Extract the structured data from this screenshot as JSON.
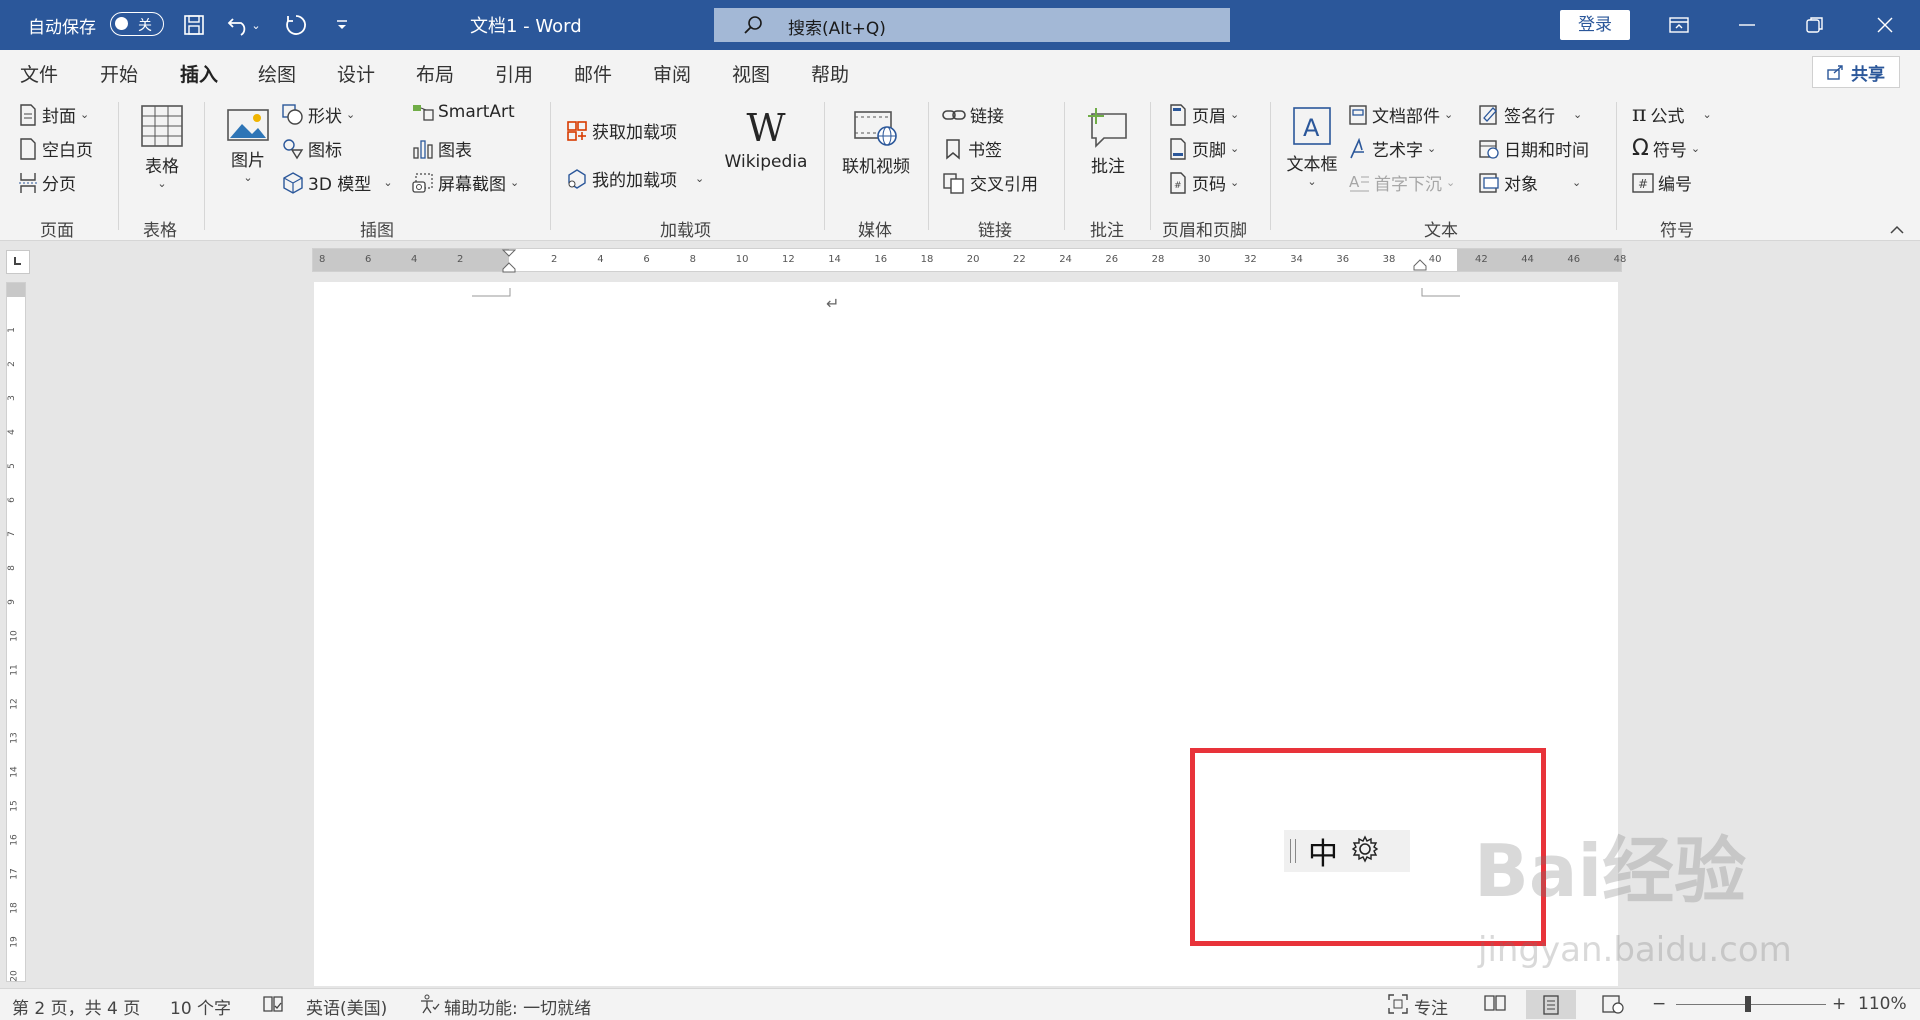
{
  "titlebar": {
    "autosave_label": "自动保存",
    "autosave_state": "关",
    "title": "文档1  -  Word",
    "search_placeholder": "搜索(Alt+Q)",
    "login_label": "登录"
  },
  "tabs": [
    "文件",
    "开始",
    "插入",
    "绘图",
    "设计",
    "布局",
    "引用",
    "邮件",
    "审阅",
    "视图",
    "帮助"
  ],
  "active_tab": "插入",
  "share_label": "共享",
  "ribbon": {
    "pages": {
      "cover": "封面",
      "blank": "空白页",
      "break": "分页",
      "label": "页面"
    },
    "tables": {
      "table": "表格",
      "label": "表格"
    },
    "illustrations": {
      "picture": "图片",
      "shapes": "形状",
      "icons": "图标",
      "model3d": "3D 模型",
      "smartart": "SmartArt",
      "chart": "图表",
      "screenshot": "屏幕截图",
      "label": "插图"
    },
    "addins": {
      "get": "获取加载项",
      "my": "我的加载项",
      "wikipedia": "Wikipedia",
      "label": "加载项"
    },
    "media": {
      "online_video": "联机视频",
      "label": "媒体"
    },
    "links": {
      "link": "链接",
      "bookmark": "书签",
      "crossref": "交叉引用",
      "label": "链接"
    },
    "comments": {
      "comment": "批注",
      "label": "批注"
    },
    "header_footer": {
      "header": "页眉",
      "footer": "页脚",
      "page_number": "页码",
      "label": "页眉和页脚"
    },
    "text": {
      "textbox": "文本框",
      "quickparts": "文档部件",
      "wordart": "艺术字",
      "dropcap": "首字下沉",
      "signature": "签名行",
      "datetime": "日期和时间",
      "object": "对象",
      "label": "文本"
    },
    "symbols": {
      "equation": "公式",
      "symbol": "符号",
      "number": "编号",
      "label": "符号"
    }
  },
  "ruler": {
    "left_ticks": [
      "8",
      "6",
      "4",
      "2"
    ],
    "right_ticks": [
      "2",
      "4",
      "6",
      "8",
      "10",
      "12",
      "14",
      "16",
      "18",
      "20",
      "22",
      "24",
      "26",
      "28",
      "30",
      "32",
      "34",
      "36",
      "38",
      "40",
      "42",
      "44",
      "46",
      "48"
    ],
    "vertical_ticks": [
      "1",
      "2",
      "3",
      "4",
      "5",
      "6",
      "7",
      "8",
      "9",
      "10",
      "11",
      "12",
      "13",
      "14",
      "15",
      "16",
      "17",
      "18",
      "19",
      "20"
    ]
  },
  "document": {
    "paragraph_mark": "↵"
  },
  "ime": {
    "mode": "中"
  },
  "watermark": {
    "brand": "Bai经验",
    "url": "jingyan.baidu.com"
  },
  "status": {
    "page": "第 2 页，共 4 页",
    "words": "10 个字",
    "language": "英语(美国)",
    "accessibility": "辅助功能: 一切就绪",
    "focus": "专注",
    "zoom": "110%"
  },
  "colors": {
    "titlebar": "#2b579a",
    "highlight_box": "#e8333a"
  }
}
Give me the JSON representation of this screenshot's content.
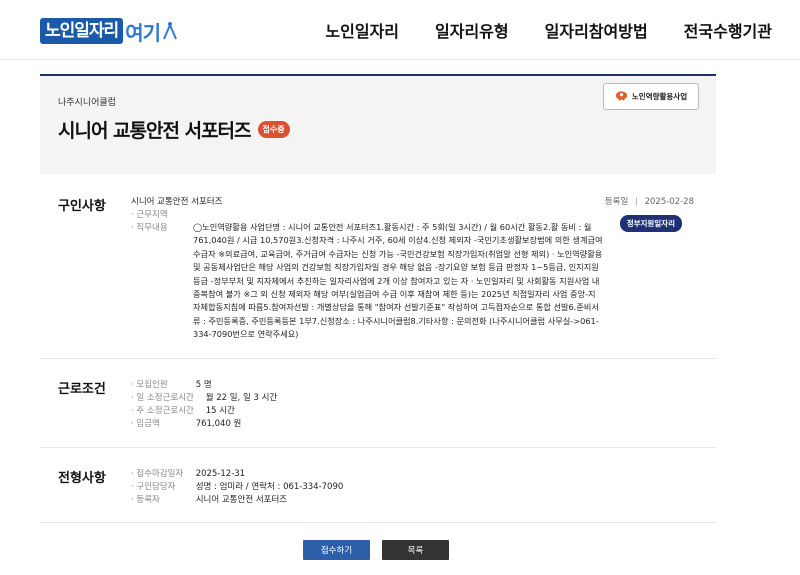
{
  "header": {
    "logo_main": "노인일자리",
    "logo_tail": "여기",
    "nav": [
      "노인일자리",
      "일자리유형",
      "일자리참여방법",
      "전국수행기관"
    ]
  },
  "job": {
    "org": "나주시니어클럽",
    "title": "시니어 교통안전 서포터즈",
    "status": "접수중",
    "program_badge": "노인역량활용사업"
  },
  "recruit": {
    "section_title": "구인사항",
    "recruit_title": "시니어 교통안전 서포터즈",
    "reg_label": "등록일",
    "reg_sep": "|",
    "reg_date": "2025-02-28",
    "gov_badge": "정부지원일자리",
    "rows": [
      {
        "label": "· 근무지역",
        "value": ""
      },
      {
        "label": "· 직무내용",
        "value": ""
      }
    ],
    "duty": "◯노인역량활용 사업단명 : 시니어 교통안전 서포터즈1.활동시간 : 주 5회(일 3시간) / 월 60시간 활동2.활 동비 : 월 761,040원 / 시급 10,570원3.신청자격 : 나주시 거주, 60세 이상4.신청 제외자  -국민기초생활보장법에 의한 생계급여 수급자 ※의료급여, 교육급여, 주거급여 수급자는 신청 가능  -국민건강보험 직장가입자(취업알 선형 제외)  · 노인역량활용 및 공동체사업단은 해당 사업의 건강보험 직장가입자일 경우 해당 없음  -장기요양 보험 등급 판정자 1~5등급, 인지지원등급  -정부부처 및 지자체에서 추진하는 일자리사업에 2개 이상 참여자고 있는 자 · 노인일자리 및 사회활동 지원사업 내 중복참여 불가 ※그 외 신청 제외자 해당 여부(실업급여 수급 이후 재참여 제한 등)는 2025년 직접일자리 사업 중앙-지자체합동지침에 따름5.참여자선발 : 개별상담을 통해 \"참여자 선발기준표\" 작성하여 고득점자순으로 통합 선발6.준비서류 : 주민등록증, 주민등록등본 1부7.신청장소 : 나주시니어클럽8.기타사항 : 문의전화 (나주시니어클럽 사무실->061-334-7090번으로 연락주세요)"
  },
  "conditions": {
    "section_title": "근로조건",
    "rows": [
      {
        "label": "· 모집인원",
        "value": "5 명"
      },
      {
        "label": "· 일 소정근로시간",
        "value": "월 22 일, 일 3 시간"
      },
      {
        "label": "· 주 소정근로시간",
        "value": "15 시간"
      },
      {
        "label": "· 임금액",
        "value": "761,040 원"
      }
    ]
  },
  "selection": {
    "section_title": "전형사항",
    "rows": [
      {
        "label": "· 접수마감일자",
        "value": "2025-12-31"
      },
      {
        "label": "· 구인담당자",
        "value": "성명 : 엄미라 / 연락처 : 061-334-7090"
      },
      {
        "label": "· 등록자",
        "value": "시니어 교통안전 서포터즈"
      }
    ]
  },
  "buttons": {
    "apply": "접수하기",
    "list": "목록"
  },
  "colors": {
    "brand_blue": "#1a5aa8",
    "navy": "#1f2f6b",
    "status_orange": "#d9522d",
    "apply_blue": "#2d5fa8",
    "list_dark": "#333333"
  }
}
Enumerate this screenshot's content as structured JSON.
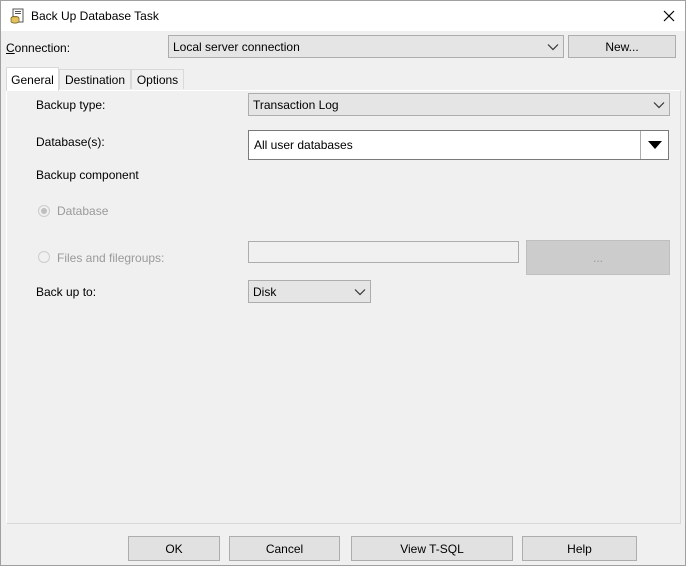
{
  "window": {
    "title": "Back Up Database Task",
    "title_icon": "database-task-icon",
    "close_icon": "close-icon"
  },
  "connection": {
    "label": "Connection:",
    "value": "Local server connection",
    "new_button": "New..."
  },
  "tabs": [
    {
      "label": "General",
      "active": true
    },
    {
      "label": "Destination",
      "active": false
    },
    {
      "label": "Options",
      "active": false
    }
  ],
  "general": {
    "backup_type_label": "Backup type:",
    "backup_type_value": "Transaction Log",
    "databases_label": "Database(s):",
    "databases_value": "All user databases",
    "backup_component_label": "Backup component",
    "database_option": "Database",
    "files_option": "Files and filegroups:",
    "files_value": "",
    "ellipsis_button": "...",
    "back_up_to_label": "Back up to:",
    "back_up_to_value": "Disk"
  },
  "footer": {
    "ok": "OK",
    "cancel": "Cancel",
    "view_tsql": "View T-SQL",
    "help": "Help"
  }
}
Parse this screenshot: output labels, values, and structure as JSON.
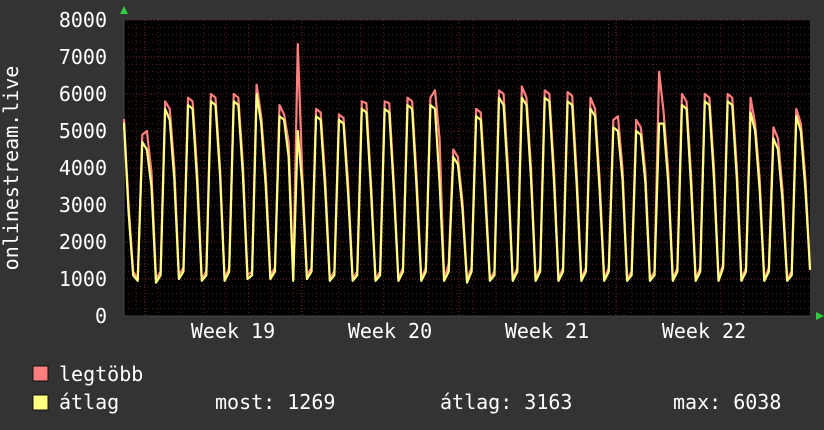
{
  "chart_data": {
    "type": "line",
    "ylabel": "onlinestream.live",
    "ylim": [
      0,
      8000
    ],
    "yticks": [
      0,
      1000,
      2000,
      3000,
      4000,
      5000,
      6000,
      7000,
      8000
    ],
    "xlabels": [
      "Week 19",
      "Week 20",
      "Week 21",
      "Week 22"
    ],
    "grid": true,
    "series": [
      {
        "name": "legtöbb",
        "color": "#ff7f7f",
        "values": [
          5300,
          3000,
          1200,
          1000,
          4900,
          5000,
          3900,
          1000,
          1200,
          5800,
          5600,
          4000,
          1100,
          1300,
          5900,
          5800,
          3900,
          1000,
          1200,
          6000,
          5900,
          4000,
          1000,
          1300,
          6000,
          5900,
          4100,
          1100,
          1200,
          6250,
          5400,
          3800,
          1100,
          1300,
          5700,
          5450,
          4700,
          1000,
          7350,
          3800,
          1100,
          1300,
          5600,
          5500,
          3700,
          1000,
          1200,
          5450,
          5350,
          3600,
          1000,
          1200,
          5800,
          5750,
          3600,
          1000,
          1200,
          5800,
          5750,
          3600,
          1000,
          1300,
          5900,
          5800,
          3700,
          1000,
          1300,
          5900,
          6100,
          4800,
          1000,
          1400,
          4500,
          4300,
          3100,
          1000,
          1300,
          5600,
          5500,
          3500,
          1000,
          1200,
          6100,
          6000,
          3900,
          1000,
          1300,
          6200,
          5900,
          4000,
          1000,
          1300,
          6100,
          6000,
          4000,
          1000,
          1300,
          6050,
          5950,
          3800,
          1000,
          1300,
          5900,
          5600,
          3700,
          1000,
          1300,
          5300,
          5400,
          4000,
          1000,
          1200,
          5300,
          5100,
          3900,
          1000,
          1200,
          6600,
          5500,
          3900,
          1000,
          1300,
          6000,
          5800,
          3800,
          1000,
          1300,
          6000,
          5900,
          4000,
          1000,
          1400,
          6000,
          5900,
          4000,
          1000,
          1300,
          5900,
          5200,
          3700,
          1000,
          1300,
          5100,
          4800,
          3400,
          1000,
          1200,
          5600,
          5200,
          3700,
          1269
        ]
      },
      {
        "name": "átlag",
        "color": "#ffff80",
        "values": [
          5200,
          2800,
          1100,
          950,
          4700,
          4500,
          3500,
          900,
          1100,
          5600,
          5300,
          3700,
          1000,
          1200,
          5700,
          5600,
          3600,
          950,
          1100,
          5800,
          5700,
          3800,
          950,
          1200,
          5800,
          5700,
          3800,
          1000,
          1100,
          6000,
          5200,
          3500,
          1000,
          1200,
          5400,
          5300,
          4300,
          950,
          5000,
          3500,
          1000,
          1200,
          5400,
          5300,
          3400,
          950,
          1100,
          5300,
          5200,
          3300,
          950,
          1100,
          5600,
          5500,
          3400,
          950,
          1100,
          5600,
          5500,
          3400,
          950,
          1200,
          5700,
          5600,
          3400,
          950,
          1200,
          5700,
          5600,
          3600,
          950,
          1200,
          4300,
          4100,
          2900,
          900,
          1200,
          5400,
          5300,
          3200,
          950,
          1100,
          5900,
          5700,
          3600,
          950,
          1200,
          5900,
          5700,
          3700,
          950,
          1200,
          5900,
          5800,
          3700,
          950,
          1200,
          5800,
          5700,
          3500,
          950,
          1200,
          5600,
          5400,
          3400,
          950,
          1200,
          5100,
          5000,
          3700,
          950,
          1100,
          5000,
          4900,
          3600,
          950,
          1100,
          5200,
          5200,
          3600,
          950,
          1200,
          5700,
          5600,
          3500,
          950,
          1200,
          5800,
          5700,
          3700,
          950,
          1300,
          5800,
          5700,
          3700,
          950,
          1200,
          5500,
          5000,
          3400,
          950,
          1200,
          4800,
          4500,
          3100,
          950,
          1100,
          5400,
          5000,
          3400,
          1269
        ]
      }
    ]
  },
  "legend": [
    {
      "label": "legtöbb",
      "color": "#ff7f7f"
    },
    {
      "label": "átlag",
      "color": "#ffff80"
    }
  ],
  "stats": {
    "now": "most: 1269",
    "avg": "átlag: 3163",
    "max": "max: 6038"
  }
}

What is required: Identify every line holding the word "content" and copy it out.

Correct result:
Give me the JSON representation of this screenshot's content.
Enumerate this screenshot's content as structured JSON.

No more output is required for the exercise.